▶ [Directions] Give the entries again exactly, every one of them.

▶ [Supplied material]

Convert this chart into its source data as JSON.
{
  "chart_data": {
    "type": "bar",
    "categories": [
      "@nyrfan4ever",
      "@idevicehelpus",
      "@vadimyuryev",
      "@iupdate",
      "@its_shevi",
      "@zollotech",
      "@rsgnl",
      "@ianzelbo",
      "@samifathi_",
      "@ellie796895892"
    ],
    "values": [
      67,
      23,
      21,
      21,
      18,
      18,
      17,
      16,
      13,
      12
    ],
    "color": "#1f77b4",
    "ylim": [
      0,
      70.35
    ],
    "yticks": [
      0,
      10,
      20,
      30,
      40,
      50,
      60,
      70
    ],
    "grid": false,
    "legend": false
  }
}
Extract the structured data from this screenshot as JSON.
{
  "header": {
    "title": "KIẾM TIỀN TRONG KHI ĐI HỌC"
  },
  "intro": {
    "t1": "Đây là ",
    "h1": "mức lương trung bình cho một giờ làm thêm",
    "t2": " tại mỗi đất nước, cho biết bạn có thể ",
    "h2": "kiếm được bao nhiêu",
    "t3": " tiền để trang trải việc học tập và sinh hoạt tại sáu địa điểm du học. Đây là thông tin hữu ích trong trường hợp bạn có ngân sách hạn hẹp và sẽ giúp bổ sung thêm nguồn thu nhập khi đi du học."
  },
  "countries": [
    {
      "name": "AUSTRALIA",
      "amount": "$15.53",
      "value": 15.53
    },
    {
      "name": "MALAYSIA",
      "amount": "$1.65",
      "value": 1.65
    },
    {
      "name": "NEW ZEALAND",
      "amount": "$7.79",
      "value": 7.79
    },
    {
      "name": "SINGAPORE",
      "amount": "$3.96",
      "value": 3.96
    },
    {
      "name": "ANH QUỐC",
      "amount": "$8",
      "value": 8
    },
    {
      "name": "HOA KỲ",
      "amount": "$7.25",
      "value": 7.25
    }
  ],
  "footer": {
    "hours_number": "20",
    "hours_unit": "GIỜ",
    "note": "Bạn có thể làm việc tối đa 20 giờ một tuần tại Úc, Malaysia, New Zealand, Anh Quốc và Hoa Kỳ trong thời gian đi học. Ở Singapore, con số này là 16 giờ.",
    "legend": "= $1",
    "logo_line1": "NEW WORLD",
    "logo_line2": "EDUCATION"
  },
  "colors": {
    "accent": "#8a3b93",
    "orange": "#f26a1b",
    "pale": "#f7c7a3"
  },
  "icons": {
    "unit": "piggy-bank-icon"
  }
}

▶ [Exercise answer]
Convert this chart into its source data as JSON.
{
  "chart_data": {
    "type": "bar",
    "categories": [
      "@nyrfan4ever",
      "@idevicehelpus",
      "@vadimyuryev",
      "@iupdate",
      "@its_shevi",
      "@zollotech",
      "@rsgnl",
      "@ianzelbo",
      "@samifathi_",
      "@ellie796895892"
    ],
    "values": [
      67,
      23,
      21,
      21,
      18,
      18,
      17,
      16,
      13,
      12
    ],
    "color": "#1f77b4",
    "ylim": [
      0,
      70.35
    ],
    "yticks": [
      0,
      10,
      20,
      30,
      40,
      50,
      60,
      70
    ],
    "grid": false,
    "legend": false
  }
}
Extract the structured data from this screenshot as JSON.
{
  "header": {
    "title": "KIẾM TIỀN TRONG KHI ĐI HỌC"
  },
  "intro": {
    "t1": "Đây là ",
    "h1": "mức lương trung bình cho một giờ làm thêm",
    "t2": " tại mỗi đất nước, cho biết bạn có thể ",
    "h2": "kiếm được bao nhiêu",
    "t3": " tiền để trang trải việc học tập và sinh hoạt tại sáu địa điểm du học. Đây là thông tin hữu ích trong trường hợp bạn có ngân sách hạn hẹp và sẽ giúp bổ sung thêm nguồn thu nhập khi đi du học."
  },
  "countries": [
    {
      "name": "AUSTRALIA",
      "amount": "$15.53",
      "value": 15.53
    },
    {
      "name": "MALAYSIA",
      "amount": "$1.65",
      "value": 1.65
    },
    {
      "name": "NEW ZEALAND",
      "amount": "$7.79",
      "value": 7.79
    },
    {
      "name": "SINGAPORE",
      "amount": "$3.96",
      "value": 3.96
    },
    {
      "name": "ANH QUỐC",
      "amount": "$8",
      "value": 8
    },
    {
      "name": "HOA KỲ",
      "amount": "$7.25",
      "value": 7.25
    }
  ],
  "footer": {
    "hours_number": "20",
    "hours_unit": "GIỜ",
    "note": "Bạn có thể làm việc tối đa 20 giờ một tuần tại Úc, Malaysia, New Zealand, Anh Quốc và Hoa Kỳ trong thời gian đi học. Ở Singapore, con số này là 16 giờ.",
    "legend": "= $1",
    "logo_line1": "NEW WORLD",
    "logo_line2": "EDUCATION"
  },
  "colors": {
    "accent": "#8a3b93",
    "orange": "#f26a1b",
    "pale": "#f7c7a3"
  },
  "icons": {
    "unit": "piggy-bank-icon"
  }
}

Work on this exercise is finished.